**Stated problem:** Look for the word "this" in the entries below, then copy every line that has it.

[Records from a collection of figures]
==================================================

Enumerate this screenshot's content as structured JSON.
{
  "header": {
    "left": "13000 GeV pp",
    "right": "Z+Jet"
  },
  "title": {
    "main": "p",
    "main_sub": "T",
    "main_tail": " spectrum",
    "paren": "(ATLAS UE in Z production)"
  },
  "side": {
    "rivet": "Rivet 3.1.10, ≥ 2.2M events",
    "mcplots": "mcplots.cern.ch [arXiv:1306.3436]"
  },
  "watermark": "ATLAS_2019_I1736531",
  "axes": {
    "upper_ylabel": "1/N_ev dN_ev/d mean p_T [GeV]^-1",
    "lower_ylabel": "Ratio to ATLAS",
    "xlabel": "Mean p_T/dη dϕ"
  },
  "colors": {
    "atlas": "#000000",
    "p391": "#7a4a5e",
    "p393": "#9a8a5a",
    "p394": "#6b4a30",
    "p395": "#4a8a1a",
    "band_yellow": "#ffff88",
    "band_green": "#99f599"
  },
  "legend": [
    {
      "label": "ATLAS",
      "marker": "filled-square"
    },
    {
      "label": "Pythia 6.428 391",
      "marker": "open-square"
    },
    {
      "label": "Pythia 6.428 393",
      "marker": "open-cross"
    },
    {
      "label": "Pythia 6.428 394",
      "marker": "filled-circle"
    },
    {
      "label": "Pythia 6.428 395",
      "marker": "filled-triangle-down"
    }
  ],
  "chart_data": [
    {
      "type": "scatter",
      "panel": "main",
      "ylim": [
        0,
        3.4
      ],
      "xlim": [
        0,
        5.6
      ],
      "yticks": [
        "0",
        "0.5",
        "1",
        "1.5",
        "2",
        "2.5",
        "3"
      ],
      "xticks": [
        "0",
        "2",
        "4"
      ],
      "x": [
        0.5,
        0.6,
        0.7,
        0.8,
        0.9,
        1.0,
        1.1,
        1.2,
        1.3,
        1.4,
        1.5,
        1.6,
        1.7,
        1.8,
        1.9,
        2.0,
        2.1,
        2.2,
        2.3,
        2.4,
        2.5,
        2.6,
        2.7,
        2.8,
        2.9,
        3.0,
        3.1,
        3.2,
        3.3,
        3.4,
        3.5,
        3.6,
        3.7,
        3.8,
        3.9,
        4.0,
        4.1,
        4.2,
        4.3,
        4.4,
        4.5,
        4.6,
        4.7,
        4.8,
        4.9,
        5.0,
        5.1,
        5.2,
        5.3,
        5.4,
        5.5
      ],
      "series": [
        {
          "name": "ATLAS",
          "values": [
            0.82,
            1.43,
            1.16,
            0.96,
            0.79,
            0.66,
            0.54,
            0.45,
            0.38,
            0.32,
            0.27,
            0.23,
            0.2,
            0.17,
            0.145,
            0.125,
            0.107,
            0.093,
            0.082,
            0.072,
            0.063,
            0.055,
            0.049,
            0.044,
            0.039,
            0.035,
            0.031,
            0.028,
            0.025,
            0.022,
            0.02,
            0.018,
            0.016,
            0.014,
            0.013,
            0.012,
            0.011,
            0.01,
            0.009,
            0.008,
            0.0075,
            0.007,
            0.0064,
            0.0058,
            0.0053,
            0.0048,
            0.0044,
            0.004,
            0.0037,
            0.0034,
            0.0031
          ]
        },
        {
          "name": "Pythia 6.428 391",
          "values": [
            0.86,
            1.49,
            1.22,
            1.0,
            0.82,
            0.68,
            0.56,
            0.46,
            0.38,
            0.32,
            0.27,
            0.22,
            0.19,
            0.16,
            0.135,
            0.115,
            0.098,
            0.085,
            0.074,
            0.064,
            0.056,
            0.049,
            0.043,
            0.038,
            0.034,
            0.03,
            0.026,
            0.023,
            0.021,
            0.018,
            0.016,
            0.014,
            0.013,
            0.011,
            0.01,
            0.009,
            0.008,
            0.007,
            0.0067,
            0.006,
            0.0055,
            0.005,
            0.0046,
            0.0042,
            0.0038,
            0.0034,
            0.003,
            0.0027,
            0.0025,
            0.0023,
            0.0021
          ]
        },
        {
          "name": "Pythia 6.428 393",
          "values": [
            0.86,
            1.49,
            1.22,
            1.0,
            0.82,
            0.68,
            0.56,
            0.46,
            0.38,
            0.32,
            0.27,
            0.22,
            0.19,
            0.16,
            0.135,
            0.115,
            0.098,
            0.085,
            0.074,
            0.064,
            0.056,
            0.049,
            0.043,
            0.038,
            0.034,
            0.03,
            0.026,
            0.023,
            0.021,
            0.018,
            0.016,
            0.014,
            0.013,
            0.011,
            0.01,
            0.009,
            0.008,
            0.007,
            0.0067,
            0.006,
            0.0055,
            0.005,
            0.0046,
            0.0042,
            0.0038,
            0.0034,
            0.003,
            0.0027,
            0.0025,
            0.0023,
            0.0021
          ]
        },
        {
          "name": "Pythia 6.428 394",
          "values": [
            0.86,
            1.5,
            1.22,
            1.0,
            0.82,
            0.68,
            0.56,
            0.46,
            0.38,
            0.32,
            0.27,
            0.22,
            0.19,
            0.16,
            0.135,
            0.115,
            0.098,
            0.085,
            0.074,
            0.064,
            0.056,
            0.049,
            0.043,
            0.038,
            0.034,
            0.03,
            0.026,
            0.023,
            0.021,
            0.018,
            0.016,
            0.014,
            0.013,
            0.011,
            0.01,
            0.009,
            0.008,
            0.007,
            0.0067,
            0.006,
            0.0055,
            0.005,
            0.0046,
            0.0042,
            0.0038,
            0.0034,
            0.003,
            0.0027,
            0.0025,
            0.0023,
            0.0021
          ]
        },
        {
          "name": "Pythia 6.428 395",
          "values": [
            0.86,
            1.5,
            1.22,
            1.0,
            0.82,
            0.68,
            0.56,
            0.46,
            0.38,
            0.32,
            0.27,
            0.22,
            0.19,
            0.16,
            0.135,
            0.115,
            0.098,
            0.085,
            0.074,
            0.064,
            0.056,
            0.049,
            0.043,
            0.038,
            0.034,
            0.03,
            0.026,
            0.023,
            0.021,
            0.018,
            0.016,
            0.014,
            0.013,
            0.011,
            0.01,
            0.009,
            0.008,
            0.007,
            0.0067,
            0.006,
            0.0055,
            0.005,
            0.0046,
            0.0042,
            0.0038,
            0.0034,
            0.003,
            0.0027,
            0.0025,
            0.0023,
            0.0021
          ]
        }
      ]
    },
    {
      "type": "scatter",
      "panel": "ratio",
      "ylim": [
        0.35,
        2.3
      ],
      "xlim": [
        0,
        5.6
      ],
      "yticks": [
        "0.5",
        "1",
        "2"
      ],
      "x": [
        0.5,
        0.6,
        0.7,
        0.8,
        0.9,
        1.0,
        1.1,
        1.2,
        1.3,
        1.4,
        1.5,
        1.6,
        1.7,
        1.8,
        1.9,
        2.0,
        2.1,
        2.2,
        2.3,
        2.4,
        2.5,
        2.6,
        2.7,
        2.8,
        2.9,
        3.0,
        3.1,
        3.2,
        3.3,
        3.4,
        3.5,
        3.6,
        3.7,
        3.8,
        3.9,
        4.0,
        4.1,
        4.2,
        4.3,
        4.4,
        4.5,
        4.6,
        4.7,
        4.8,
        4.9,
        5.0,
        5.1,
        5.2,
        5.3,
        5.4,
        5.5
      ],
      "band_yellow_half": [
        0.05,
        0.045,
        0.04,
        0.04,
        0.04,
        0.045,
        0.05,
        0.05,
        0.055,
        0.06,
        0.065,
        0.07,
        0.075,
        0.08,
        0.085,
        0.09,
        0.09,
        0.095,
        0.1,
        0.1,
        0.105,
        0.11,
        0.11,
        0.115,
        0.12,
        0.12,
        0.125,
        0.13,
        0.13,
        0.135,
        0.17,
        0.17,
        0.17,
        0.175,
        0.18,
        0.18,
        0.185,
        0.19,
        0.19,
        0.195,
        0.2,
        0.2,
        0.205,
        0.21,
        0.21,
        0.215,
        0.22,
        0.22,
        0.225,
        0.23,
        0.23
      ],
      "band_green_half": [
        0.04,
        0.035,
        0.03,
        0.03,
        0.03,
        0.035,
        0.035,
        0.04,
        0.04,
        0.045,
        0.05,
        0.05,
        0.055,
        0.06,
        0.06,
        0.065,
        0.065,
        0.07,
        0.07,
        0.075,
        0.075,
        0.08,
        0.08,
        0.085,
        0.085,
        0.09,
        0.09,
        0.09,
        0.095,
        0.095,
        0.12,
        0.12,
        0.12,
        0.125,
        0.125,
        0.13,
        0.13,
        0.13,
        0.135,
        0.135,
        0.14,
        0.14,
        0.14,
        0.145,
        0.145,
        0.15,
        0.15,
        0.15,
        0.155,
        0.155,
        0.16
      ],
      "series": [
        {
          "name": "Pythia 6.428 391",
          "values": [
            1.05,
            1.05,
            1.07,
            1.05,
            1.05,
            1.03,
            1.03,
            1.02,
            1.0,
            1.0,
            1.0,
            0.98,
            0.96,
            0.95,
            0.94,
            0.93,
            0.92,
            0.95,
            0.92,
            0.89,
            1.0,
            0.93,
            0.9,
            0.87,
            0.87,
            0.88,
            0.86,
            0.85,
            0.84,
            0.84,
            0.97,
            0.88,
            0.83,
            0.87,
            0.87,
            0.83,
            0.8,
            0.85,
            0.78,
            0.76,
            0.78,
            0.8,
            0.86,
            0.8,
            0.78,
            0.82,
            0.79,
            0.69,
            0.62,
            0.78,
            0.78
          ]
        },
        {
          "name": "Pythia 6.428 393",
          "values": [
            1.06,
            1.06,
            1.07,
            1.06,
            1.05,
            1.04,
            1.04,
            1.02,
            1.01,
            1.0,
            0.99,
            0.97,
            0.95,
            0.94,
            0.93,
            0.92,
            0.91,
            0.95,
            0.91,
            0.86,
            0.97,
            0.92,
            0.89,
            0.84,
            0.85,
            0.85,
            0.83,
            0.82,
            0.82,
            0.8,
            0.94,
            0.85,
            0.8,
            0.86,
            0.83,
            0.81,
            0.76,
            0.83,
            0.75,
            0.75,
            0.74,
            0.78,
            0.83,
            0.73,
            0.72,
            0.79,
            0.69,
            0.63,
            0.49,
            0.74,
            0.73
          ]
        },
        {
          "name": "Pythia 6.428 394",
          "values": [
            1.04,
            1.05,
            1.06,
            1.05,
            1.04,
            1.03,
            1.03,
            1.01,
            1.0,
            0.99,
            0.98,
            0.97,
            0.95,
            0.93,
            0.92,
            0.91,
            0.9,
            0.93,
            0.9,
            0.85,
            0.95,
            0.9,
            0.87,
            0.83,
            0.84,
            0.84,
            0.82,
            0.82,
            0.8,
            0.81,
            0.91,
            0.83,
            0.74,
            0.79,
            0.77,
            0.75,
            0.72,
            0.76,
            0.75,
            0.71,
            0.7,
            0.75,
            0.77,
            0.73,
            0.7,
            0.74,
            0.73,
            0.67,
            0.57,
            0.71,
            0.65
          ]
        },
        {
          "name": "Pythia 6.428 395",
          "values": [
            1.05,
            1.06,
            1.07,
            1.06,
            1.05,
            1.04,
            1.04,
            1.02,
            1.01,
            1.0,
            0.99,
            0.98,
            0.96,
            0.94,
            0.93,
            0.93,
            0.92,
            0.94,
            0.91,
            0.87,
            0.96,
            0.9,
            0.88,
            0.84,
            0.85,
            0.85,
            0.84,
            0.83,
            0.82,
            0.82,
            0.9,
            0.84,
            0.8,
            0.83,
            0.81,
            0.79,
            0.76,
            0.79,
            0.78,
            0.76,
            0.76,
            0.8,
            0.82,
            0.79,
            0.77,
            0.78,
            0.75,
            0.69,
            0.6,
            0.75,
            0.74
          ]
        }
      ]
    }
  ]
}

==================================================

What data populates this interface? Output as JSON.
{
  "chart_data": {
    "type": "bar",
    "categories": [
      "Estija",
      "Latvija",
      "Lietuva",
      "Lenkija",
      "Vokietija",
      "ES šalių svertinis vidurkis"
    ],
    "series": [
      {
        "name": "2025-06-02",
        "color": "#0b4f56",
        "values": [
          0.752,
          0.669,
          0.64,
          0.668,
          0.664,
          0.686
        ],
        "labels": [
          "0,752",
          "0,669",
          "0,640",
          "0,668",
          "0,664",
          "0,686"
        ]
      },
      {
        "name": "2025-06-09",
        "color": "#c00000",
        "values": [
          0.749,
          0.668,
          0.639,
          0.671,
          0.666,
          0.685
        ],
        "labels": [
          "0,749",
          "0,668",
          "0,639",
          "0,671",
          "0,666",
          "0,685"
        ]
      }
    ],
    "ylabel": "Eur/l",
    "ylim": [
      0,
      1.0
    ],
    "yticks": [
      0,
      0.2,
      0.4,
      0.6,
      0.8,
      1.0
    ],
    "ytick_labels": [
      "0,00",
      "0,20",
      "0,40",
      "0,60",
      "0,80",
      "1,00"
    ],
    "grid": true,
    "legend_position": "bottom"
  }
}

==================================================

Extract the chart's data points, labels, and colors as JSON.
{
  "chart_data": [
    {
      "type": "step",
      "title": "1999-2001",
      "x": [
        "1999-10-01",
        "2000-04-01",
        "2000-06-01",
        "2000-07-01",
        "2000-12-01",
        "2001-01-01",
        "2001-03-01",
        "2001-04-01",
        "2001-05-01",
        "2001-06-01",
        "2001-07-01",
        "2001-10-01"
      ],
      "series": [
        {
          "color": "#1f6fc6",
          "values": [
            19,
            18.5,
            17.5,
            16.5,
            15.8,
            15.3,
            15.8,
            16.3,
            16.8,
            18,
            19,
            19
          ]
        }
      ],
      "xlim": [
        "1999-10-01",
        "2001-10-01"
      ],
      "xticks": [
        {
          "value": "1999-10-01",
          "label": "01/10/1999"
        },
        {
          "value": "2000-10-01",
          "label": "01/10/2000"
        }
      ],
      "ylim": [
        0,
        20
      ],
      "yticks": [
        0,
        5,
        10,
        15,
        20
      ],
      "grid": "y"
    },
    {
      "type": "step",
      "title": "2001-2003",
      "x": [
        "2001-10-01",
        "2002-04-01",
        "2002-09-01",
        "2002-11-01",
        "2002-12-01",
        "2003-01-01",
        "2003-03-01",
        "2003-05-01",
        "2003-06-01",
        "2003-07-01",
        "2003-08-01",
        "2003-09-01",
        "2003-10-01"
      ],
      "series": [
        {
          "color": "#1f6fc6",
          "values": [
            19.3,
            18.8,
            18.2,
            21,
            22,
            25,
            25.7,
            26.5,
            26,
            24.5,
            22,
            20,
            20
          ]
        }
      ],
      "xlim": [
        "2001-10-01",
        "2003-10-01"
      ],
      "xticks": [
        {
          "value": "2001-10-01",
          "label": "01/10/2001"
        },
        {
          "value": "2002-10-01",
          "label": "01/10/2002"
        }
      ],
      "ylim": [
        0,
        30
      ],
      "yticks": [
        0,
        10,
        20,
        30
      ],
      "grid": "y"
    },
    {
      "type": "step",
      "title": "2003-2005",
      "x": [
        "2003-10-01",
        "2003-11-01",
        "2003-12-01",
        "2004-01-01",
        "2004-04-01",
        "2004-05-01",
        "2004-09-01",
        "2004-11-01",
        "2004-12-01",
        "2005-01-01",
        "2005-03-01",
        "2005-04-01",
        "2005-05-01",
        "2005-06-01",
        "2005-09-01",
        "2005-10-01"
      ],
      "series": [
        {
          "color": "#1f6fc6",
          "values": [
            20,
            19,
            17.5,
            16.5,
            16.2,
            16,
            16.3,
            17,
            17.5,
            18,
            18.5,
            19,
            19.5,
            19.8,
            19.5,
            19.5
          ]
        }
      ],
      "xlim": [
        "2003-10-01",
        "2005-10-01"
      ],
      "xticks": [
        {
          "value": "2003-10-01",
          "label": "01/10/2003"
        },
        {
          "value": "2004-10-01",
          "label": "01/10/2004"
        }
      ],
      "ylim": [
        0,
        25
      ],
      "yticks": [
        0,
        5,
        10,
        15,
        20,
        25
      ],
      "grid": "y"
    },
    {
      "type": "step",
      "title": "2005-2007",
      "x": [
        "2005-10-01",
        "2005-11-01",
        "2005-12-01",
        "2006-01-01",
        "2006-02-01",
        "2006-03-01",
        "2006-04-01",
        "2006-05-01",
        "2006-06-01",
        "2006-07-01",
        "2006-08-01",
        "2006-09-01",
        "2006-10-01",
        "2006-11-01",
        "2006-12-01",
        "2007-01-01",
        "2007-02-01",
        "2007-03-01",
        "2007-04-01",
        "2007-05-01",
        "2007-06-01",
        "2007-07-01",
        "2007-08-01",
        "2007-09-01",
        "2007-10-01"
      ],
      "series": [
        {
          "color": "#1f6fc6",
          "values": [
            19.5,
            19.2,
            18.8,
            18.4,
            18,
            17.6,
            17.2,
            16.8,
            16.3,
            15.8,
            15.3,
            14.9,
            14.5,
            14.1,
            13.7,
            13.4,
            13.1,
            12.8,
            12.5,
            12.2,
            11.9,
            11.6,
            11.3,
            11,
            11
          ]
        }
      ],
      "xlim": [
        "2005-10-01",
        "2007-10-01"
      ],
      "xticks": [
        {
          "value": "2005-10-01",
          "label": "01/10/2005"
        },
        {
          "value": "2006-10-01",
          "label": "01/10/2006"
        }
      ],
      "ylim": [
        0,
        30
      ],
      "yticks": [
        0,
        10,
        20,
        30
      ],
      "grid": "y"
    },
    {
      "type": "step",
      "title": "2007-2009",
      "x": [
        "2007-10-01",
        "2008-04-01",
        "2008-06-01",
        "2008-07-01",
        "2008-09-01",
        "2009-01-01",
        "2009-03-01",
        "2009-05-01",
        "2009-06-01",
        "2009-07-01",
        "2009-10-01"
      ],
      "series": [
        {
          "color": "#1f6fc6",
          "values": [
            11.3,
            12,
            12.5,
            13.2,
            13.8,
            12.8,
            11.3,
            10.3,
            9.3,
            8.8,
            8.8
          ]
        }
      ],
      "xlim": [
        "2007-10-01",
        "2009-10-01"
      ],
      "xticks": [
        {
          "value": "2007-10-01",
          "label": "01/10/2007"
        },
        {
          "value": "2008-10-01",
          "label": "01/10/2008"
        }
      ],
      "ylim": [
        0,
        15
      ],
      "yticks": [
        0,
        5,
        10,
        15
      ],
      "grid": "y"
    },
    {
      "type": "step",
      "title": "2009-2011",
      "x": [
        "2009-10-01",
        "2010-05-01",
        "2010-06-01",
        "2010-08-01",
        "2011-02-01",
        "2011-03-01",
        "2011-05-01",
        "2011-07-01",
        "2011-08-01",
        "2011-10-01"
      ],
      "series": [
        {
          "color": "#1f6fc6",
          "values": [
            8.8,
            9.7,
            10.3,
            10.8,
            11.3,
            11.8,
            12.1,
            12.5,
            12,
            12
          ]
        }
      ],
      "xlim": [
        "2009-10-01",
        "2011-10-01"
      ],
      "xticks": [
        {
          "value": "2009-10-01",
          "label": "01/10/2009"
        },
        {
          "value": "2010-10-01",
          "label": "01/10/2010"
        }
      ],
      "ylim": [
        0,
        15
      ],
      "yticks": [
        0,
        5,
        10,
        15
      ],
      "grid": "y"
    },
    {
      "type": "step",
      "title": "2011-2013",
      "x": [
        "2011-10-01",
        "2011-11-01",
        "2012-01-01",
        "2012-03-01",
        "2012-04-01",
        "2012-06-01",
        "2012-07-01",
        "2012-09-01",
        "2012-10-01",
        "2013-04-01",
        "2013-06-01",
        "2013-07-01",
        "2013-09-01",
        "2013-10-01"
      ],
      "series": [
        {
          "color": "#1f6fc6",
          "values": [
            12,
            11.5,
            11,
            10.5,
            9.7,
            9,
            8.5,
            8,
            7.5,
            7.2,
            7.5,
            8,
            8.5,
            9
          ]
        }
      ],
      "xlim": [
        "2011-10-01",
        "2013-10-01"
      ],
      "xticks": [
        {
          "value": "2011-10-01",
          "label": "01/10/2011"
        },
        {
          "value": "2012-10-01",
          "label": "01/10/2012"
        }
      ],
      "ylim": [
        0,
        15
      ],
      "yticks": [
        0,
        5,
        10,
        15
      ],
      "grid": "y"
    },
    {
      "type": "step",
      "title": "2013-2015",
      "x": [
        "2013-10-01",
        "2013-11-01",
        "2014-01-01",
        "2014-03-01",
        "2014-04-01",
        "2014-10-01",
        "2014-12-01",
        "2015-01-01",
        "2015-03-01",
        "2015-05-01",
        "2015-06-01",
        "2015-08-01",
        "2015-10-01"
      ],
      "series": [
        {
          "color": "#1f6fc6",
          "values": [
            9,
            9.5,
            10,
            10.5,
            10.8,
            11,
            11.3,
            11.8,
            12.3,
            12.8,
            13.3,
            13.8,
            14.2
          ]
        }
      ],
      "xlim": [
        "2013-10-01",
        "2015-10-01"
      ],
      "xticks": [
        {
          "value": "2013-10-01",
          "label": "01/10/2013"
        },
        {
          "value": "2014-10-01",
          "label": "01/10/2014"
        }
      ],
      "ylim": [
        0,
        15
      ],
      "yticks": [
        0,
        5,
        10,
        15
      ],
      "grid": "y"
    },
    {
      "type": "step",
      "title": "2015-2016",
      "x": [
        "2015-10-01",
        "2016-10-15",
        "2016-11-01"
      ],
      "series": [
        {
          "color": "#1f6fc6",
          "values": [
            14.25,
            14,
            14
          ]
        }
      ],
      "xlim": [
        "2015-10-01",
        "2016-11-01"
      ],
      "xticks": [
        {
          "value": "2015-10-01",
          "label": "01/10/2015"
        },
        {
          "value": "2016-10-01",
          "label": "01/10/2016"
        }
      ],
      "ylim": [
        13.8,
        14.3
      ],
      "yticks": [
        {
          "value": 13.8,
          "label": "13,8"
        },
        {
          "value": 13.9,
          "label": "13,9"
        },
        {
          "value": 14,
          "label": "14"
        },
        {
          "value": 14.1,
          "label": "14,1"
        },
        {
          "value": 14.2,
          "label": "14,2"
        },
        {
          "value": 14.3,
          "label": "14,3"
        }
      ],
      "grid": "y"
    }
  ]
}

==================================================

**The answer:**
Enumerate this screenshot's content as structured JSON.
What data populates this interface? Output as JSON.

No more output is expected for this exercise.